— Stated problem —
Would you retype, word for word, the line with "Decode this image" and every line after it through the end of the records below?

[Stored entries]
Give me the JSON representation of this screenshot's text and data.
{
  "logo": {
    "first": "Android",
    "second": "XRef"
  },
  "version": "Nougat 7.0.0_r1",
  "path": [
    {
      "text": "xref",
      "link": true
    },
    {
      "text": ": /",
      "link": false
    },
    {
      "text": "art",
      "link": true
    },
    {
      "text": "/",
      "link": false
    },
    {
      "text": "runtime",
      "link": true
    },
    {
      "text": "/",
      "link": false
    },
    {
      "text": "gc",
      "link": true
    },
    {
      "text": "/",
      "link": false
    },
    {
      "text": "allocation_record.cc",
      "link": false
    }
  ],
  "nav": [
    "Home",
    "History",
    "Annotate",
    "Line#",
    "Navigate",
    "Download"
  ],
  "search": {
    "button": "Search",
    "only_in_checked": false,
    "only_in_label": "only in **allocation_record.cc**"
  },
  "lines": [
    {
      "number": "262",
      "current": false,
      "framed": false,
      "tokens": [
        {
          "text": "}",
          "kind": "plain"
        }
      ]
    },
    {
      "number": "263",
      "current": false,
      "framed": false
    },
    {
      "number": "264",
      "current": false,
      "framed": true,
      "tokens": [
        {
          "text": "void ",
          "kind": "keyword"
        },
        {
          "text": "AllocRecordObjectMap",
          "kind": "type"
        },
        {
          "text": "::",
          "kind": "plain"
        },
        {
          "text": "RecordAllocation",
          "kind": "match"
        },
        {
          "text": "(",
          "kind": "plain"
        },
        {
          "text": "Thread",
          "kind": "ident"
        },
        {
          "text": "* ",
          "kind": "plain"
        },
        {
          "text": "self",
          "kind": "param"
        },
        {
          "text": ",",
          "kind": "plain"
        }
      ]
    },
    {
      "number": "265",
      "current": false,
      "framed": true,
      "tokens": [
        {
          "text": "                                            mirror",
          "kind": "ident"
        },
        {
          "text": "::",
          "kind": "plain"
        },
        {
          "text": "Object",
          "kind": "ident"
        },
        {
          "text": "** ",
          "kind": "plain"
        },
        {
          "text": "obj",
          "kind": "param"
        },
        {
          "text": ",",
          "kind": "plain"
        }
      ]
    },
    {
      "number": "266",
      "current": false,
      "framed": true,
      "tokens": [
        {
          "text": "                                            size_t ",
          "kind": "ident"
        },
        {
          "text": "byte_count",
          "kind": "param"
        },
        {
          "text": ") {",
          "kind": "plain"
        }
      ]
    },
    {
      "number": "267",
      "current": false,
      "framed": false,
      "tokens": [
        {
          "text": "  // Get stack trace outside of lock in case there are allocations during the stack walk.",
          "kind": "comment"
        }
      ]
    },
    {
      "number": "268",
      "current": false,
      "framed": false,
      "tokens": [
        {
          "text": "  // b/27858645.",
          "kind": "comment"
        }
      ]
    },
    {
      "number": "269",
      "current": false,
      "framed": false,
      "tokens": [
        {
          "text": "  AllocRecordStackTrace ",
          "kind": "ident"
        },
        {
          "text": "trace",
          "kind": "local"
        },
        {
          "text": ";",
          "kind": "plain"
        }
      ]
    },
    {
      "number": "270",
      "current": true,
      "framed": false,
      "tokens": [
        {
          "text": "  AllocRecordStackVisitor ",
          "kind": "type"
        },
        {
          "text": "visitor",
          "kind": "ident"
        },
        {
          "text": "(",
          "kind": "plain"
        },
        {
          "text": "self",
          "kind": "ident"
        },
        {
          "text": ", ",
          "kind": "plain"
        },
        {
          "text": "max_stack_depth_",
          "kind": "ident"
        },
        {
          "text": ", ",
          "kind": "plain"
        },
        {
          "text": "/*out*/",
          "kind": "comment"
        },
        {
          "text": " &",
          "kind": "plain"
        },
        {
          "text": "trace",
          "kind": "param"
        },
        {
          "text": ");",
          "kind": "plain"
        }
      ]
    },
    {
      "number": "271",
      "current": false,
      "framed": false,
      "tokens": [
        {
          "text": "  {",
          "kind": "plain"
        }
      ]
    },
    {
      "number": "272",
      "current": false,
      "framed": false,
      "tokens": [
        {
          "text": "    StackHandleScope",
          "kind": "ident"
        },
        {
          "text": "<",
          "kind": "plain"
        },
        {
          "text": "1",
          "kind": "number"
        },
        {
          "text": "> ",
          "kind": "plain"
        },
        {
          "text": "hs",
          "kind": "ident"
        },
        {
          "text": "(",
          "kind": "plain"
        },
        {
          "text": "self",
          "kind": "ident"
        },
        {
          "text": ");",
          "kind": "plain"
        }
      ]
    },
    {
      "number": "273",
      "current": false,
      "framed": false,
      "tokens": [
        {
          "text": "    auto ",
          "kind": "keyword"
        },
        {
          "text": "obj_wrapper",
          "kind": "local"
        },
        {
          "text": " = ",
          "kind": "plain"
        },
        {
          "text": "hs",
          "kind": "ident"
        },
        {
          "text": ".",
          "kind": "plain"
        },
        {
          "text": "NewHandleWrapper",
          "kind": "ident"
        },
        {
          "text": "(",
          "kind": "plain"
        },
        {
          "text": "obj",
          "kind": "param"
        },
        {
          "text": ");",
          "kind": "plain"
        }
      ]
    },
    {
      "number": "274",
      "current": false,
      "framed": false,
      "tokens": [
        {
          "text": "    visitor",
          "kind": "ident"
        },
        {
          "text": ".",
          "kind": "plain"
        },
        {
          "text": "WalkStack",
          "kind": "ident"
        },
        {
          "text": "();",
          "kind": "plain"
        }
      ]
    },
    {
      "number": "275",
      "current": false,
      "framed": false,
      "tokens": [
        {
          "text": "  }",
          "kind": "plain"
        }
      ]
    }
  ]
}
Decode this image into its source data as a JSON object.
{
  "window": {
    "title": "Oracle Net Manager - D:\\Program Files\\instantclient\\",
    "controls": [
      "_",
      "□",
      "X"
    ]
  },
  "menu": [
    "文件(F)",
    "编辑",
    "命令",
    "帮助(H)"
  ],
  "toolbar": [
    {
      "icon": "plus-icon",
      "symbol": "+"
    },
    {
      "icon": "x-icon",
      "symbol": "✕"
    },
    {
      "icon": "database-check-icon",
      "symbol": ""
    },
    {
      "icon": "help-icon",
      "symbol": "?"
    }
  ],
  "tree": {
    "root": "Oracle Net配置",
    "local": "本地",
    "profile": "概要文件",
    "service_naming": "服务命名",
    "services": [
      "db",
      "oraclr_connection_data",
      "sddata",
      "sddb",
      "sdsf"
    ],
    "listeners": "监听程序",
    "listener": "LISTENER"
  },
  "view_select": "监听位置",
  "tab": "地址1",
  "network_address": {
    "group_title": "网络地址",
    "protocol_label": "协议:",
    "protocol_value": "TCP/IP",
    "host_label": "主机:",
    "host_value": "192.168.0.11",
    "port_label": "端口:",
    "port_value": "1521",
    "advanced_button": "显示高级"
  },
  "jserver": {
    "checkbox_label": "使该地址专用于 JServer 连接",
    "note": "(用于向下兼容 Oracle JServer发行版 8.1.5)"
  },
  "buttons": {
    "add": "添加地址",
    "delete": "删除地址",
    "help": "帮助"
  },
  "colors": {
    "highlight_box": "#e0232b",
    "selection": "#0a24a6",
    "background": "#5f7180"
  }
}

— Correct result —
Decode this image into its source data as a JSON object.
{
  "window": {
    "title": "Oracle Net Manager - D:\\Program Files\\instantclient\\",
    "controls": [
      "_",
      "□",
      "X"
    ]
  },
  "menu": [
    "文件(F)",
    "编辑",
    "命令",
    "帮助(H)"
  ],
  "toolbar": [
    {
      "icon": "plus-icon",
      "symbol": "+"
    },
    {
      "icon": "x-icon",
      "symbol": "✕"
    },
    {
      "icon": "database-check-icon",
      "symbol": ""
    },
    {
      "icon": "help-icon",
      "symbol": "?"
    }
  ],
  "tree": {
    "root": "Oracle Net配置",
    "local": "本地",
    "profile": "概要文件",
    "service_naming": "服务命名",
    "services": [
      "db",
      "oraclr_connection_data",
      "sddata",
      "sddb",
      "sdsf"
    ],
    "listeners": "监听程序",
    "listener": "LISTENER"
  },
  "view_select": "监听位置",
  "tab": "地址1",
  "network_address": {
    "group_title": "网络地址",
    "protocol_label": "协议:",
    "protocol_value": "TCP/IP",
    "host_label": "主机:",
    "host_value": "192.168.0.11",
    "port_label": "端口:",
    "port_value": "1521",
    "advanced_button": "显示高级"
  },
  "jserver": {
    "checkbox_label": "使该地址专用于 JServer 连接",
    "note": "(用于向下兼容 Oracle JServer发行版 8.1.5)"
  },
  "buttons": {
    "add": "添加地址",
    "delete": "删除地址",
    "help": "帮助"
  },
  "colors": {
    "highlight_box": "#e0232b",
    "selection": "#0a24a6",
    "background": "#5f7180"
  }
}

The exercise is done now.